AIM -> Copy the data that follows, character for character, minus the pictures.

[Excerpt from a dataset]
:::
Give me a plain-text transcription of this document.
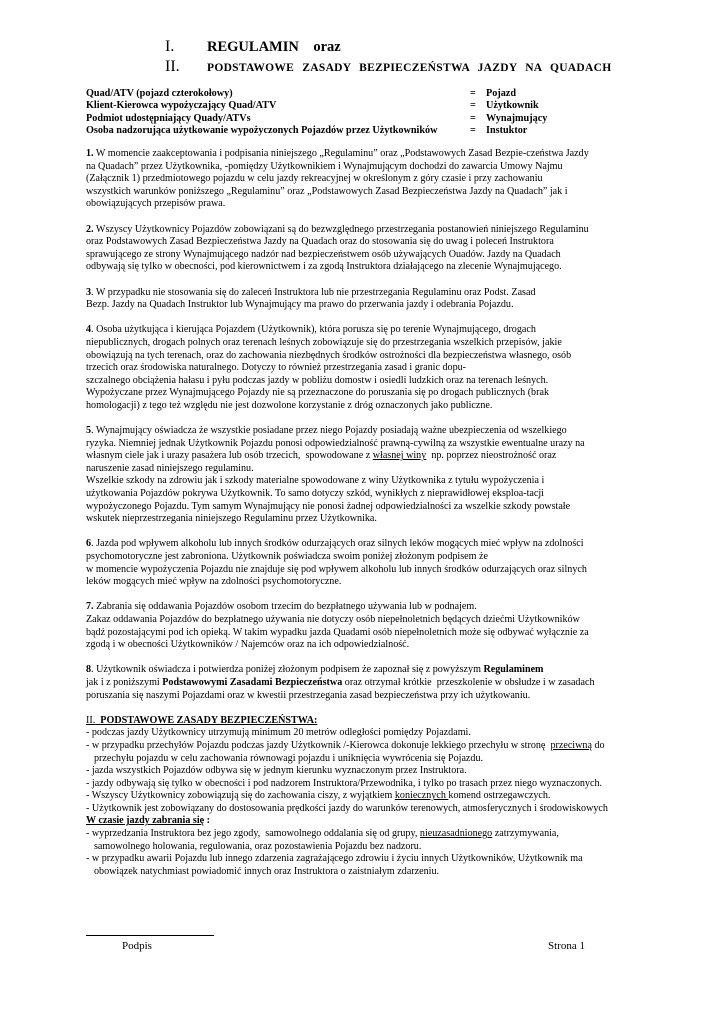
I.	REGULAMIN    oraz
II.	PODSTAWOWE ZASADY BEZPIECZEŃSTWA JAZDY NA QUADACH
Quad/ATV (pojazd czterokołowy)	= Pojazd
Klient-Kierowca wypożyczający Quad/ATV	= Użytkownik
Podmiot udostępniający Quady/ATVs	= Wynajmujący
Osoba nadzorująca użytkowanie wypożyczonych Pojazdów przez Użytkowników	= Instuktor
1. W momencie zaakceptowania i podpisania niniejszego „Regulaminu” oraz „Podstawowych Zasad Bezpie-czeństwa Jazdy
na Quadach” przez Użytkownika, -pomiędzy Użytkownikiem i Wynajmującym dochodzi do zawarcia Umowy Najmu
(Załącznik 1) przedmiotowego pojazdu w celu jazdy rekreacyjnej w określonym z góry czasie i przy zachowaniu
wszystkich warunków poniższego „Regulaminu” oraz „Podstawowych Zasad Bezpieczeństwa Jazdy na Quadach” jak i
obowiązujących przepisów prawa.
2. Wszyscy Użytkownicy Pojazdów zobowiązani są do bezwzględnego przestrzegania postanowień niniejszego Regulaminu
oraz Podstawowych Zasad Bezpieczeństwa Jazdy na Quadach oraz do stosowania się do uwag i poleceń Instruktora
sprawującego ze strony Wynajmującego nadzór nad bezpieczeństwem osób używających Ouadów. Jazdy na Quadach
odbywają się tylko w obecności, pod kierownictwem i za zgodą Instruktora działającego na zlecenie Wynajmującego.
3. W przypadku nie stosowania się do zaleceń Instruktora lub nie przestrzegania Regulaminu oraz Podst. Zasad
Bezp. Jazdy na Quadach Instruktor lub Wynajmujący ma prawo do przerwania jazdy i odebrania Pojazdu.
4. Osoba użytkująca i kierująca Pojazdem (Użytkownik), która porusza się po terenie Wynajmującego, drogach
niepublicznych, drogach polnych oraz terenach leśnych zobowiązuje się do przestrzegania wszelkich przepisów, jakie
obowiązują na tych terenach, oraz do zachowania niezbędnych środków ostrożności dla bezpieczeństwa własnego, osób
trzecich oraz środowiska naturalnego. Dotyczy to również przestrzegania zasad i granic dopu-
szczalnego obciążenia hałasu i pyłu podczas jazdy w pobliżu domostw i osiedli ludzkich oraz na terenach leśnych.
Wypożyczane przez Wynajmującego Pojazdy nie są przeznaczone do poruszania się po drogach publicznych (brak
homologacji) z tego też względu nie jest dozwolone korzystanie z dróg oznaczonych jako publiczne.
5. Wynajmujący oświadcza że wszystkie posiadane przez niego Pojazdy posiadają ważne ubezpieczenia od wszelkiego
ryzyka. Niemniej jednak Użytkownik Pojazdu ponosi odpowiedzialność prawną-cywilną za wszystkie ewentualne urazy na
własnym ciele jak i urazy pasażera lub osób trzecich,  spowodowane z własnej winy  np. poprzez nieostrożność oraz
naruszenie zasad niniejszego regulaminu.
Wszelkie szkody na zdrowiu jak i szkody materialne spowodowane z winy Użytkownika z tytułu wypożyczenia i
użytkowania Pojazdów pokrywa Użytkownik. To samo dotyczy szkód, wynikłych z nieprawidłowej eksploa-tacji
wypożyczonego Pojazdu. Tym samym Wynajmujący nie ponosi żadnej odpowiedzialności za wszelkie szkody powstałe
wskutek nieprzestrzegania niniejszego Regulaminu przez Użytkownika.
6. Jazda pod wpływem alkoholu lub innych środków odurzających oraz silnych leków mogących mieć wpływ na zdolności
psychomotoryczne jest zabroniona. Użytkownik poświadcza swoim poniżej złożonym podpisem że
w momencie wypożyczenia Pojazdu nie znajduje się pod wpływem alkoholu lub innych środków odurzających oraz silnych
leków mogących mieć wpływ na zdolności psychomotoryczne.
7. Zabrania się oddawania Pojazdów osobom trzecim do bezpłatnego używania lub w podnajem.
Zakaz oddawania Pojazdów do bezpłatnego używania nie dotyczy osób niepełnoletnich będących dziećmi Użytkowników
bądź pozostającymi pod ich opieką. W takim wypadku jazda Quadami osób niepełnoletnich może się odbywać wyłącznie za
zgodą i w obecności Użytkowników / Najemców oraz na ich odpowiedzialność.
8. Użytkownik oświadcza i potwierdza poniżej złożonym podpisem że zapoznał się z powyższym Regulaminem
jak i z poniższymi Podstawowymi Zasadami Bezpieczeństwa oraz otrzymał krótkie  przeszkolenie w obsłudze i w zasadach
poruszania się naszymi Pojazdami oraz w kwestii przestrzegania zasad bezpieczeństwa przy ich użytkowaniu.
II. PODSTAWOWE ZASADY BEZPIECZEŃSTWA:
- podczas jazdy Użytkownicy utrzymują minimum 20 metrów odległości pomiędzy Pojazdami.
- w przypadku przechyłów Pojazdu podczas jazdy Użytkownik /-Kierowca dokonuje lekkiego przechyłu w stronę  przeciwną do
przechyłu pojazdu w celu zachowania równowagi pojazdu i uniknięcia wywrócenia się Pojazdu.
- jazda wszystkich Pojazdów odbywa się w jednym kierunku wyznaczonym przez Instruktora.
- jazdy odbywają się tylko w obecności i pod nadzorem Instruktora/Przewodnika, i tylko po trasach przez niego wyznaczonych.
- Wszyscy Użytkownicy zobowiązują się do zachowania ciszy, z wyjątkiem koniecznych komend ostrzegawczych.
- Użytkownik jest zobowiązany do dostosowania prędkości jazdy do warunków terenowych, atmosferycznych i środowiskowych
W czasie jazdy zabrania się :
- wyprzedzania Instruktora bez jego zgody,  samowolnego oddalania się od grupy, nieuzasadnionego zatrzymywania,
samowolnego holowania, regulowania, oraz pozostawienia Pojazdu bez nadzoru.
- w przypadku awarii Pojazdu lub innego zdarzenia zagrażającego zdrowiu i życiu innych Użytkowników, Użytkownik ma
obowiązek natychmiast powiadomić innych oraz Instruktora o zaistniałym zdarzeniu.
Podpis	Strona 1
:::
ANSWER FOR THE TASK ->
Give me a plain-text transcription of this document.
I.	REGULAMIN    oraz
II.	PODSTAWOWE ZASADY BEZPIECZEŃSTWA JAZDY NA QUADACH
Quad/ATV (pojazd czterokołowy)	= Pojazd
Klient-Kierowca wypożyczający Quad/ATV	= Użytkownik
Podmiot udostępniający Quady/ATVs	= Wynajmujący
Osoba nadzorująca użytkowanie wypożyczonych Pojazdów przez Użytkowników	= Instuktor
1. W momencie zaakceptowania i podpisania niniejszego „Regulaminu” oraz „Podstawowych Zasad Bezpie-czeństwa Jazdy
na Quadach” przez Użytkownika, -pomiędzy Użytkownikiem i Wynajmującym dochodzi do zawarcia Umowy Najmu
(Załącznik 1) przedmiotowego pojazdu w celu jazdy rekreacyjnej w określonym z góry czasie i przy zachowaniu
wszystkich warunków poniższego „Regulaminu” oraz „Podstawowych Zasad Bezpieczeństwa Jazdy na Quadach” jak i
obowiązujących przepisów prawa.
2. Wszyscy Użytkownicy Pojazdów zobowiązani są do bezwzględnego przestrzegania postanowień niniejszego Regulaminu
oraz Podstawowych Zasad Bezpieczeństwa Jazdy na Quadach oraz do stosowania się do uwag i poleceń Instruktora
sprawującego ze strony Wynajmującego nadzór nad bezpieczeństwem osób używających Ouadów. Jazdy na Quadach
odbywają się tylko w obecności, pod kierownictwem i za zgodą Instruktora działającego na zlecenie Wynajmującego.
3. W przypadku nie stosowania się do zaleceń Instruktora lub nie przestrzegania Regulaminu oraz Podst. Zasad
Bezp. Jazdy na Quadach Instruktor lub Wynajmujący ma prawo do przerwania jazdy i odebrania Pojazdu.
4. Osoba użytkująca i kierująca Pojazdem (Użytkownik), która porusza się po terenie Wynajmującego, drogach
niepublicznych, drogach polnych oraz terenach leśnych zobowiązuje się do przestrzegania wszelkich przepisów, jakie
obowiązują na tych terenach, oraz do zachowania niezbędnych środków ostrożności dla bezpieczeństwa własnego, osób
trzecich oraz środowiska naturalnego. Dotyczy to również przestrzegania zasad i granic dopu-
szczalnego obciążenia hałasu i pyłu podczas jazdy w pobliżu domostw i osiedli ludzkich oraz na terenach leśnych.
Wypożyczane przez Wynajmującego Pojazdy nie są przeznaczone do poruszania się po drogach publicznych (brak
homologacji) z tego też względu nie jest dozwolone korzystanie z dróg oznaczonych jako publiczne.
5. Wynajmujący oświadcza że wszystkie posiadane przez niego Pojazdy posiadają ważne ubezpieczenia od wszelkiego
ryzyka. Niemniej jednak Użytkownik Pojazdu ponosi odpowiedzialność prawną-cywilną za wszystkie ewentualne urazy na
własnym ciele jak i urazy pasażera lub osób trzecich,  spowodowane z własnej winy  np. poprzez nieostrożność oraz
naruszenie zasad niniejszego regulaminu.
Wszelkie szkody na zdrowiu jak i szkody materialne spowodowane z winy Użytkownika z tytułu wypożyczenia i
użytkowania Pojazdów pokrywa Użytkownik. To samo dotyczy szkód, wynikłych z nieprawidłowej eksploa-tacji
wypożyczonego Pojazdu. Tym samym Wynajmujący nie ponosi żadnej odpowiedzialności za wszelkie szkody powstałe
wskutek nieprzestrzegania niniejszego Regulaminu przez Użytkownika.
6. Jazda pod wpływem alkoholu lub innych środków odurzających oraz silnych leków mogących mieć wpływ na zdolności
psychomotoryczne jest zabroniona. Użytkownik poświadcza swoim poniżej złożonym podpisem że
w momencie wypożyczenia Pojazdu nie znajduje się pod wpływem alkoholu lub innych środków odurzających oraz silnych
leków mogących mieć wpływ na zdolności psychomotoryczne.
7. Zabrania się oddawania Pojazdów osobom trzecim do bezpłatnego używania lub w podnajem.
Zakaz oddawania Pojazdów do bezpłatnego używania nie dotyczy osób niepełnoletnich będących dziećmi Użytkowników
bądź pozostającymi pod ich opieką. W takim wypadku jazda Quadami osób niepełnoletnich może się odbywać wyłącznie za
zgodą i w obecności Użytkowników / Najemców oraz na ich odpowiedzialność.
8. Użytkownik oświadcza i potwierdza poniżej złożonym podpisem że zapoznał się z powyższym Regulaminem
jak i z poniższymi Podstawowymi Zasadami Bezpieczeństwa oraz otrzymał krótkie  przeszkolenie w obsłudze i w zasadach
poruszania się naszymi Pojazdami oraz w kwestii przestrzegania zasad bezpieczeństwa przy ich użytkowaniu.
II. PODSTAWOWE ZASADY BEZPIECZEŃSTWA:
- podczas jazdy Użytkownicy utrzymują minimum 20 metrów odległości pomiędzy Pojazdami.
- w przypadku przechyłów Pojazdu podczas jazdy Użytkownik /-Kierowca dokonuje lekkiego przechyłu w stronę  przeciwną do
przechyłu pojazdu w celu zachowania równowagi pojazdu i uniknięcia wywrócenia się Pojazdu.
- jazda wszystkich Pojazdów odbywa się w jednym kierunku wyznaczonym przez Instruktora.
- jazdy odbywają się tylko w obecności i pod nadzorem Instruktora/Przewodnika, i tylko po trasach przez niego wyznaczonych.
- Wszyscy Użytkownicy zobowiązują się do zachowania ciszy, z wyjątkiem koniecznych komend ostrzegawczych.
- Użytkownik jest zobowiązany do dostosowania prędkości jazdy do warunków terenowych, atmosferycznych i środowiskowych
W czasie jazdy zabrania się :
- wyprzedzania Instruktora bez jego zgody,  samowolnego oddalania się od grupy, nieuzasadnionego zatrzymywania,
samowolnego holowania, regulowania, oraz pozostawienia Pojazdu bez nadzoru.
- w przypadku awarii Pojazdu lub innego zdarzenia zagrażającego zdrowiu i życiu innych Użytkowników, Użytkownik ma
obowiązek natychmiast powiadomić innych oraz Instruktora o zaistniałym zdarzeniu.
Podpis	Strona 1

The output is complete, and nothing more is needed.